* Problem details
In the economic news extract, whom did Jair Bolsonaro appoint as his economic "super-minister"?
##### Extract to read
Australian bourses are thanking the “ScoMo surge” for major gains, following the surprise victory of the incumbent Coalition Party, led by Scott Morrison. Since the results were announced, shares have gained over US$ 23 billion, soaring to 12-year highs. The benchmark S&P/ASX 200 index was up 97points, or 1.52 %, on Friday to 6462 points, as the broader All Ordinaries climbed 93 points, (1.44 per cent), to 6553. The market had dropped before the election, with traders factoring in all the bad news that a Labour victory would have brought. The Big 4 banks – ANZ, CBA, NBA and Westpac – were over 9% higher and accounted for 80% of the total market gains. However, the poor performing Aussie dollar is causing concern, languishing around the US$ 0.69 level, which could result in an early rate cut by the RBA.

It has been a tough five months for the incoming far-right Brazilian Jair Bolsonaro, as he grapples with major economic problems. He openly admitted that he knew nothing about economics and appointed a businessman president, Paulo Guedes, as an economic “super-minister”. What has happened since he took office on 01 January is that the economy is still at the same level it was back in 2014 and there is no recovery in sight. After two years of recession (2015-2016), when the country contracted by almost 7%, the next two years have seen annual growth of 1.1% and even though there were expectations that 2019 growth would almost double, it is highly likely that it will just top 1.0%. Matters are not helped that the number of unemployed Brazilians has almost doubled to over 13 million since 2012, although official unemployment survey shows that over 28.3 million are “under-utilised”.

Even more worrying is the mushrooming fiscal debt which has jumped from 51.0% in the boom years to its current level of 77.1%, with fears of it reaching parity within four years if no action is taken. Furthermore, its currency continues to head south (trading at 0.25 real to US$ 1), the stock market, having reached an all-time high in March, has returned most of its gains following disappointing corporate results and since the beginning of Brazil’s recession four years ago, prices have gone up by 25%.

March data sees Japan’s economy slowing, with its leading indicator, measuring future economic activity, down month on month by 1.2 to 95.9 – its lowest reading in three years. The index measuring current conditions also fell – by 1.1 to 99.4, its lowest since September 2015. Meanwhile, April producer prices were 0.9% higher on the year but dipped 0.2% from March’s reading when it advanced 0.7.
##########
##### Source data
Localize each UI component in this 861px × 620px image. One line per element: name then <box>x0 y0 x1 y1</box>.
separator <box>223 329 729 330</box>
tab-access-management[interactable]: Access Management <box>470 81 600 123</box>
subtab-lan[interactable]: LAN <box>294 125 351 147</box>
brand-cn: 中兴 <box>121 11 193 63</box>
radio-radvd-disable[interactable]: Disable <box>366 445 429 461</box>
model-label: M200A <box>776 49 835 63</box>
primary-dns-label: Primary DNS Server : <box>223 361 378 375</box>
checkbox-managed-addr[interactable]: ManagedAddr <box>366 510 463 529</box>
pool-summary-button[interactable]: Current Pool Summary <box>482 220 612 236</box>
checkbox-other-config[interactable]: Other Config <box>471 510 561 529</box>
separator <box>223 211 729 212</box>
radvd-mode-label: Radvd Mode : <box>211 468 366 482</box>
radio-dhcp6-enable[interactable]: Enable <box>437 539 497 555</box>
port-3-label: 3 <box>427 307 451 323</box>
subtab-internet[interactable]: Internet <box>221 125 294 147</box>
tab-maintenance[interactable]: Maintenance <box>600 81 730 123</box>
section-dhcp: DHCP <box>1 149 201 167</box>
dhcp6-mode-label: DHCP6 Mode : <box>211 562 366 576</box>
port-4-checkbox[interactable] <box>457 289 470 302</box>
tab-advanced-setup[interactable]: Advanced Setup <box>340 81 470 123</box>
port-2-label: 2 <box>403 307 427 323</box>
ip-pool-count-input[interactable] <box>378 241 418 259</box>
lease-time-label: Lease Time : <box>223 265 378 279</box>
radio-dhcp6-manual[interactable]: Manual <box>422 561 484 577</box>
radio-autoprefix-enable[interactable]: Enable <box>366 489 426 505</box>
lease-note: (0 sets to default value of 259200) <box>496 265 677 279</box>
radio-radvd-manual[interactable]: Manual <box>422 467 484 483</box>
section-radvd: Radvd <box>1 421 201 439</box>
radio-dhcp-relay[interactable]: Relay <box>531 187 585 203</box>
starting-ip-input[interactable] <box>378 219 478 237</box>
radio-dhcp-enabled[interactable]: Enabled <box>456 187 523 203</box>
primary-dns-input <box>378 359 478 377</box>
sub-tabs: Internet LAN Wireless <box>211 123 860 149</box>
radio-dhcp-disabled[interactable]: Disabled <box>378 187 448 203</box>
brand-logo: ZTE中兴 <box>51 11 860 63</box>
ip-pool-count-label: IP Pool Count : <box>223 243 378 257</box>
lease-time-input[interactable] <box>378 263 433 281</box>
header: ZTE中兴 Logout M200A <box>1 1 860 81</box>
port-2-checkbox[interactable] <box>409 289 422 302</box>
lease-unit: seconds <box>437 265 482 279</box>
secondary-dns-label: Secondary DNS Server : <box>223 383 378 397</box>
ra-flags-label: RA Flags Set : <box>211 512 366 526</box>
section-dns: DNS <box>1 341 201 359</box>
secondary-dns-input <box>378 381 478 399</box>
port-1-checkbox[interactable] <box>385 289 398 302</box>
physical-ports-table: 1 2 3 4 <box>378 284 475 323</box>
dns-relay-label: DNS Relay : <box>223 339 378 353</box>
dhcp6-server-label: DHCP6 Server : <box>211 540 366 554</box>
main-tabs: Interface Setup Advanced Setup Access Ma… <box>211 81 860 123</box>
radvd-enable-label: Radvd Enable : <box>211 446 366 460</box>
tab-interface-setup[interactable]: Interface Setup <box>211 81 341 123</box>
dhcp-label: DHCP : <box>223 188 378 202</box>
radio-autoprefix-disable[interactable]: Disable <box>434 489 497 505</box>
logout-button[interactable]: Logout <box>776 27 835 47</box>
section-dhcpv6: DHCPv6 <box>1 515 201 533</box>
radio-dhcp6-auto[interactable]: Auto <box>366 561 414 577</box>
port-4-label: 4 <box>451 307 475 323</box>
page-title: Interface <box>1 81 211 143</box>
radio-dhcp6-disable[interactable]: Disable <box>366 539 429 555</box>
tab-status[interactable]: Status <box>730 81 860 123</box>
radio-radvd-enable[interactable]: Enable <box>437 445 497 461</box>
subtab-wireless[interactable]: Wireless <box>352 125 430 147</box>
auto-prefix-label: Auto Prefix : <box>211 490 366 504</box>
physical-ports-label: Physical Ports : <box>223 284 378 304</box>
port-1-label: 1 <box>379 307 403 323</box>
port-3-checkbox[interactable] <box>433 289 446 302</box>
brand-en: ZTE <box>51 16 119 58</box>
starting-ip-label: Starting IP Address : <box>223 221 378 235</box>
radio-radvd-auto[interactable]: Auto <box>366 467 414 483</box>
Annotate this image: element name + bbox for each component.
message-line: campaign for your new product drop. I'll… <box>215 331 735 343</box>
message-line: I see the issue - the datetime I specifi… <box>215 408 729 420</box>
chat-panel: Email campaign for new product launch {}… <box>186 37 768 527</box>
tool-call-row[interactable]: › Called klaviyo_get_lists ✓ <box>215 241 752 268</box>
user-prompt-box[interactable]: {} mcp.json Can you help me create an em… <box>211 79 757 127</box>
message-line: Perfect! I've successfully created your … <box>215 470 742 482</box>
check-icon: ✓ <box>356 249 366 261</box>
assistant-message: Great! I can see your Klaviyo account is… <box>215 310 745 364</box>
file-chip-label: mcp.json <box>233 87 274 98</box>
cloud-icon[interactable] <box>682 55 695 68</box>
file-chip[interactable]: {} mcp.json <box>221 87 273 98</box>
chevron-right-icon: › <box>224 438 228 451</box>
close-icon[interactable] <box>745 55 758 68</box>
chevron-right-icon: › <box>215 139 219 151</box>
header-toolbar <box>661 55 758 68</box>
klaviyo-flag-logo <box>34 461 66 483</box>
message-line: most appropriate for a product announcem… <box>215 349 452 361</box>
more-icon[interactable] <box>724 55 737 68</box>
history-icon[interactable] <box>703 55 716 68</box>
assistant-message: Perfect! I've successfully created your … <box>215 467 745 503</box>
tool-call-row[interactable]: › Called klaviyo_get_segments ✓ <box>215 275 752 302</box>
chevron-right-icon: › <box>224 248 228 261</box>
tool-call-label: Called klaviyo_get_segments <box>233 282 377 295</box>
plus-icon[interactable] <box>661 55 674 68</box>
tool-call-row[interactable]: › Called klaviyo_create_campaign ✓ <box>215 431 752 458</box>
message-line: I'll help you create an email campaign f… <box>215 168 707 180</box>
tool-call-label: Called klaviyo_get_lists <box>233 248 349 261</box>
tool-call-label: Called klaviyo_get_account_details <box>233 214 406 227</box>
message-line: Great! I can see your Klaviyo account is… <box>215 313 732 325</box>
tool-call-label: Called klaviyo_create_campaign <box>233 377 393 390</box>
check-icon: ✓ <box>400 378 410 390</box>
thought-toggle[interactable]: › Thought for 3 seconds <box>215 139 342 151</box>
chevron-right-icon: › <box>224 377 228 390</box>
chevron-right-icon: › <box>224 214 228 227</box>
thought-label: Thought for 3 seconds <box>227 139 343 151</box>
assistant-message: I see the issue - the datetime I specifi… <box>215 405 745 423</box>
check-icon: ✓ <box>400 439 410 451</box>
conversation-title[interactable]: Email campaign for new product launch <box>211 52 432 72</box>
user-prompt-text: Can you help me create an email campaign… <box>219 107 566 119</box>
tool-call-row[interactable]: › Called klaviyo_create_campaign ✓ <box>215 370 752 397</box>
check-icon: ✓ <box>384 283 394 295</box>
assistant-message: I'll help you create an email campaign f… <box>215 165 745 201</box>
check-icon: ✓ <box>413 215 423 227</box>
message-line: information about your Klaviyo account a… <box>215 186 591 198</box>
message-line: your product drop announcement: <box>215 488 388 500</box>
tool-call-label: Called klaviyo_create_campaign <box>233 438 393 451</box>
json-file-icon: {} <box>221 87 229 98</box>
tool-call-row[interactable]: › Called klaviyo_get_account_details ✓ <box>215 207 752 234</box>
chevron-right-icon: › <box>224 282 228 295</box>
##########
* Exercise answer
Paulo Guedes, a businessman.